▸ **Given instruction**
Make an exact copy of the listing below.

------ Dataset excerpts ------

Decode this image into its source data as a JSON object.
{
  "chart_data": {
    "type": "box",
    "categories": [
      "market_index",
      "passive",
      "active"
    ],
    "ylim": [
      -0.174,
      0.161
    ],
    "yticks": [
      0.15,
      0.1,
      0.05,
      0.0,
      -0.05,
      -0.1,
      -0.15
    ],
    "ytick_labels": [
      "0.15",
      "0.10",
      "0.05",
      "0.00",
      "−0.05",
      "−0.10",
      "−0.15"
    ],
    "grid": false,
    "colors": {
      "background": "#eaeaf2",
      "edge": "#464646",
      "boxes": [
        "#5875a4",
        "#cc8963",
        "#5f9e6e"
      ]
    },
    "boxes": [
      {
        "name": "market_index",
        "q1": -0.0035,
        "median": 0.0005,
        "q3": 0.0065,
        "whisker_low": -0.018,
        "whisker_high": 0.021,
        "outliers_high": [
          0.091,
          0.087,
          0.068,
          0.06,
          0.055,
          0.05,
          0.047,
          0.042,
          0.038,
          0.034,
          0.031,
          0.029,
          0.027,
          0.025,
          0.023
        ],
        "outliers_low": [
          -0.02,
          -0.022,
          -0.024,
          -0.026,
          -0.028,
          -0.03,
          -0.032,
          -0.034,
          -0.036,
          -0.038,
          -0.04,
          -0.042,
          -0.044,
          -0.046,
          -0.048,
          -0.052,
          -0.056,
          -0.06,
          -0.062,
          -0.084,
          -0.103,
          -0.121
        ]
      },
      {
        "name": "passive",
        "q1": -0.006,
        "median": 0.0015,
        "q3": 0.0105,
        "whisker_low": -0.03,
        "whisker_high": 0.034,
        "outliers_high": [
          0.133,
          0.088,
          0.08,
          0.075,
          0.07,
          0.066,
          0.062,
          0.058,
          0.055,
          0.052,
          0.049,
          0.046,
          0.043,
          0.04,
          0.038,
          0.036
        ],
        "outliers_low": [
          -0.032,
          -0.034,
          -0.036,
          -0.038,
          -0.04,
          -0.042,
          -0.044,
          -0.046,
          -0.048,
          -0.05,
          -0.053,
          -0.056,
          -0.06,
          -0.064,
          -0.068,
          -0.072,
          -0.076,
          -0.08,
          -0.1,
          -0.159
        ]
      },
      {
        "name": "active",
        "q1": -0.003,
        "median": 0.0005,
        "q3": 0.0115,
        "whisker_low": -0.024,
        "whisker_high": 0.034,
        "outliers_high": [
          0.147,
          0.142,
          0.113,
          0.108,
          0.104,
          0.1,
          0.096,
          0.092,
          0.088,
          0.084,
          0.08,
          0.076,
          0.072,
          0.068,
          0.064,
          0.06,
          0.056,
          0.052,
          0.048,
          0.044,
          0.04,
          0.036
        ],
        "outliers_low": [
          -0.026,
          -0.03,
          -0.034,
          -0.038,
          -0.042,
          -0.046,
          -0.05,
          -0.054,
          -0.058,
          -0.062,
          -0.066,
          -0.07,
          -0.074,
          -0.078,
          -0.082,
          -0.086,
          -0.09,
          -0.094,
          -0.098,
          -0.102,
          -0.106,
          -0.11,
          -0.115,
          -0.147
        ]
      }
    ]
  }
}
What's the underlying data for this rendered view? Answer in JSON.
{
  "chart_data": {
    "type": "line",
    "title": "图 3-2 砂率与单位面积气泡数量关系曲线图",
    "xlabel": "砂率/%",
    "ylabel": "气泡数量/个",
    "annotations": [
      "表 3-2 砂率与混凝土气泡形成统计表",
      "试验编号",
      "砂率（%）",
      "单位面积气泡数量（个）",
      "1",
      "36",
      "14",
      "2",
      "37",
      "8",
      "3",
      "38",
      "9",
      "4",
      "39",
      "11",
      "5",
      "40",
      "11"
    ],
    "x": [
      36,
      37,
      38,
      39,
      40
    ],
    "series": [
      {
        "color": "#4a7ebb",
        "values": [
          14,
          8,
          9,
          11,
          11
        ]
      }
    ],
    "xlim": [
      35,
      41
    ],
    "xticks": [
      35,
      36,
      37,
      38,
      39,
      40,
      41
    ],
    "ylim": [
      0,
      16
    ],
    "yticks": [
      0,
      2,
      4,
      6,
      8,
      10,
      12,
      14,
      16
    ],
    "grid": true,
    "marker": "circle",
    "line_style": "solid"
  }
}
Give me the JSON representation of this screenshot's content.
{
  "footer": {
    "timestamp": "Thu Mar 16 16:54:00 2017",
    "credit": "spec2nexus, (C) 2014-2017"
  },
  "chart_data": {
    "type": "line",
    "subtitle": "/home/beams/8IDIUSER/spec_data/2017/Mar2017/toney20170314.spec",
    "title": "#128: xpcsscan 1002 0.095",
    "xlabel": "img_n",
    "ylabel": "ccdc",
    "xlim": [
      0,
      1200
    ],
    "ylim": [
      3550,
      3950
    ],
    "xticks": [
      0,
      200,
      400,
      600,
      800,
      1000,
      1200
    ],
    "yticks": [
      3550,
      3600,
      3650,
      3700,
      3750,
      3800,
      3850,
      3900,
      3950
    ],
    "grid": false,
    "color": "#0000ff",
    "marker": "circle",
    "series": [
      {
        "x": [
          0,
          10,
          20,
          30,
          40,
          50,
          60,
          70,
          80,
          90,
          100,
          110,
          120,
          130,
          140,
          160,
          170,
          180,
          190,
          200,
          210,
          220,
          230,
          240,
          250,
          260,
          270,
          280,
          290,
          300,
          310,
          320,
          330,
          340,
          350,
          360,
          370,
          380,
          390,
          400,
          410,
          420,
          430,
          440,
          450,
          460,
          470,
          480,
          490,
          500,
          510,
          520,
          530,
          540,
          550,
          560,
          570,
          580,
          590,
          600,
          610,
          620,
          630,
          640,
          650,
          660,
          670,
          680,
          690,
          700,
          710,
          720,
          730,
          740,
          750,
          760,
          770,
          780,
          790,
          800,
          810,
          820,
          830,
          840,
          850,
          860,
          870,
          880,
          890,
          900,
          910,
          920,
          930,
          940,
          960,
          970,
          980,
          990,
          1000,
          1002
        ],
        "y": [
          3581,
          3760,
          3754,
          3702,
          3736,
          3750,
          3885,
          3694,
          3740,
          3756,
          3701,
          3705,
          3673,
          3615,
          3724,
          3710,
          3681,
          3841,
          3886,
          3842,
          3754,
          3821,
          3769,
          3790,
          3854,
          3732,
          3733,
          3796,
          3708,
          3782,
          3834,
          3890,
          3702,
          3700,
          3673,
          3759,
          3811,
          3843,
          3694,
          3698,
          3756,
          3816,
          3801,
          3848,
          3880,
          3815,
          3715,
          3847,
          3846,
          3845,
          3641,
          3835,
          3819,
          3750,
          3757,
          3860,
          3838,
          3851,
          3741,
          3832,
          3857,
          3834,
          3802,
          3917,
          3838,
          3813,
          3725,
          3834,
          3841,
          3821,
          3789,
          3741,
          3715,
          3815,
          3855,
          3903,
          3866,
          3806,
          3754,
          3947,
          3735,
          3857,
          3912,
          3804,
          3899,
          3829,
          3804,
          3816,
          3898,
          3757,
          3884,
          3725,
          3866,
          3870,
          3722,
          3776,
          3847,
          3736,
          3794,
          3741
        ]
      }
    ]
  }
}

------

▸ **Task response**
Decode this image into its source data as a JSON object.
{
  "chart_data": {
    "type": "box",
    "categories": [
      "market_index",
      "passive",
      "active"
    ],
    "ylim": [
      -0.174,
      0.161
    ],
    "yticks": [
      0.15,
      0.1,
      0.05,
      0.0,
      -0.05,
      -0.1,
      -0.15
    ],
    "ytick_labels": [
      "0.15",
      "0.10",
      "0.05",
      "0.00",
      "−0.05",
      "−0.10",
      "−0.15"
    ],
    "grid": false,
    "colors": {
      "background": "#eaeaf2",
      "edge": "#464646",
      "boxes": [
        "#5875a4",
        "#cc8963",
        "#5f9e6e"
      ]
    },
    "boxes": [
      {
        "name": "market_index",
        "q1": -0.0035,
        "median": 0.0005,
        "q3": 0.0065,
        "whisker_low": -0.018,
        "whisker_high": 0.021,
        "outliers_high": [
          0.091,
          0.087,
          0.068,
          0.06,
          0.055,
          0.05,
          0.047,
          0.042,
          0.038,
          0.034,
          0.031,
          0.029,
          0.027,
          0.025,
          0.023
        ],
        "outliers_low": [
          -0.02,
          -0.022,
          -0.024,
          -0.026,
          -0.028,
          -0.03,
          -0.032,
          -0.034,
          -0.036,
          -0.038,
          -0.04,
          -0.042,
          -0.044,
          -0.046,
          -0.048,
          -0.052,
          -0.056,
          -0.06,
          -0.062,
          -0.084,
          -0.103,
          -0.121
        ]
      },
      {
        "name": "passive",
        "q1": -0.006,
        "median": 0.0015,
        "q3": 0.0105,
        "whisker_low": -0.03,
        "whisker_high": 0.034,
        "outliers_high": [
          0.133,
          0.088,
          0.08,
          0.075,
          0.07,
          0.066,
          0.062,
          0.058,
          0.055,
          0.052,
          0.049,
          0.046,
          0.043,
          0.04,
          0.038,
          0.036
        ],
        "outliers_low": [
          -0.032,
          -0.034,
          -0.036,
          -0.038,
          -0.04,
          -0.042,
          -0.044,
          -0.046,
          -0.048,
          -0.05,
          -0.053,
          -0.056,
          -0.06,
          -0.064,
          -0.068,
          -0.072,
          -0.076,
          -0.08,
          -0.1,
          -0.159
        ]
      },
      {
        "name": "active",
        "q1": -0.003,
        "median": 0.0005,
        "q3": 0.0115,
        "whisker_low": -0.024,
        "whisker_high": 0.034,
        "outliers_high": [
          0.147,
          0.142,
          0.113,
          0.108,
          0.104,
          0.1,
          0.096,
          0.092,
          0.088,
          0.084,
          0.08,
          0.076,
          0.072,
          0.068,
          0.064,
          0.06,
          0.056,
          0.052,
          0.048,
          0.044,
          0.04,
          0.036
        ],
        "outliers_low": [
          -0.026,
          -0.03,
          -0.034,
          -0.038,
          -0.042,
          -0.046,
          -0.05,
          -0.054,
          -0.058,
          -0.062,
          -0.066,
          -0.07,
          -0.074,
          -0.078,
          -0.082,
          -0.086,
          -0.09,
          -0.094,
          -0.098,
          -0.102,
          -0.106,
          -0.11,
          -0.115,
          -0.147
        ]
      }
    ]
  }
}
What's the underlying data for this rendered view? Answer in JSON.
{
  "chart_data": {
    "type": "line",
    "title": "图 3-2 砂率与单位面积气泡数量关系曲线图",
    "xlabel": "砂率/%",
    "ylabel": "气泡数量/个",
    "annotations": [
      "表 3-2 砂率与混凝土气泡形成统计表",
      "试验编号",
      "砂率（%）",
      "单位面积气泡数量（个）",
      "1",
      "36",
      "14",
      "2",
      "37",
      "8",
      "3",
      "38",
      "9",
      "4",
      "39",
      "11",
      "5",
      "40",
      "11"
    ],
    "x": [
      36,
      37,
      38,
      39,
      40
    ],
    "series": [
      {
        "color": "#4a7ebb",
        "values": [
          14,
          8,
          9,
          11,
          11
        ]
      }
    ],
    "xlim": [
      35,
      41
    ],
    "xticks": [
      35,
      36,
      37,
      38,
      39,
      40,
      41
    ],
    "ylim": [
      0,
      16
    ],
    "yticks": [
      0,
      2,
      4,
      6,
      8,
      10,
      12,
      14,
      16
    ],
    "grid": true,
    "marker": "circle",
    "line_style": "solid"
  }
}
Give me the JSON representation of this screenshot's content.
{
  "footer": {
    "timestamp": "Thu Mar 16 16:54:00 2017",
    "credit": "spec2nexus, (C) 2014-2017"
  },
  "chart_data": {
    "type": "line",
    "subtitle": "/home/beams/8IDIUSER/spec_data/2017/Mar2017/toney20170314.spec",
    "title": "#128: xpcsscan 1002 0.095",
    "xlabel": "img_n",
    "ylabel": "ccdc",
    "xlim": [
      0,
      1200
    ],
    "ylim": [
      3550,
      3950
    ],
    "xticks": [
      0,
      200,
      400,
      600,
      800,
      1000,
      1200
    ],
    "yticks": [
      3550,
      3600,
      3650,
      3700,
      3750,
      3800,
      3850,
      3900,
      3950
    ],
    "grid": false,
    "color": "#0000ff",
    "marker": "circle",
    "series": [
      {
        "x": [
          0,
          10,
          20,
          30,
          40,
          50,
          60,
          70,
          80,
          90,
          100,
          110,
          120,
          130,
          140,
          160,
          170,
          180,
          190,
          200,
          210,
          220,
          230,
          240,
          250,
          260,
          270,
          280,
          290,
          300,
          310,
          320,
          330,
          340,
          350,
          360,
          370,
          380,
          390,
          400,
          410,
          420,
          430,
          440,
          450,
          460,
          470,
          480,
          490,
          500,
          510,
          520,
          530,
          540,
          550,
          560,
          570,
          580,
          590,
          600,
          610,
          620,
          630,
          640,
          650,
          660,
          670,
          680,
          690,
          700,
          710,
          720,
          730,
          740,
          750,
          760,
          770,
          780,
          790,
          800,
          810,
          820,
          830,
          840,
          850,
          860,
          870,
          880,
          890,
          900,
          910,
          920,
          930,
          940,
          960,
          970,
          980,
          990,
          1000,
          1002
        ],
        "y": [
          3581,
          3760,
          3754,
          3702,
          3736,
          3750,
          3885,
          3694,
          3740,
          3756,
          3701,
          3705,
          3673,
          3615,
          3724,
          3710,
          3681,
          3841,
          3886,
          3842,
          3754,
          3821,
          3769,
          3790,
          3854,
          3732,
          3733,
          3796,
          3708,
          3782,
          3834,
          3890,
          3702,
          3700,
          3673,
          3759,
          3811,
          3843,
          3694,
          3698,
          3756,
          3816,
          3801,
          3848,
          3880,
          3815,
          3715,
          3847,
          3846,
          3845,
          3641,
          3835,
          3819,
          3750,
          3757,
          3860,
          3838,
          3851,
          3741,
          3832,
          3857,
          3834,
          3802,
          3917,
          3838,
          3813,
          3725,
          3834,
          3841,
          3821,
          3789,
          3741,
          3715,
          3815,
          3855,
          3903,
          3866,
          3806,
          3754,
          3947,
          3735,
          3857,
          3912,
          3804,
          3899,
          3829,
          3804,
          3816,
          3898,
          3757,
          3884,
          3725,
          3866,
          3870,
          3722,
          3776,
          3847,
          3736,
          3794,
          3741
        ]
      }
    ]
  }
}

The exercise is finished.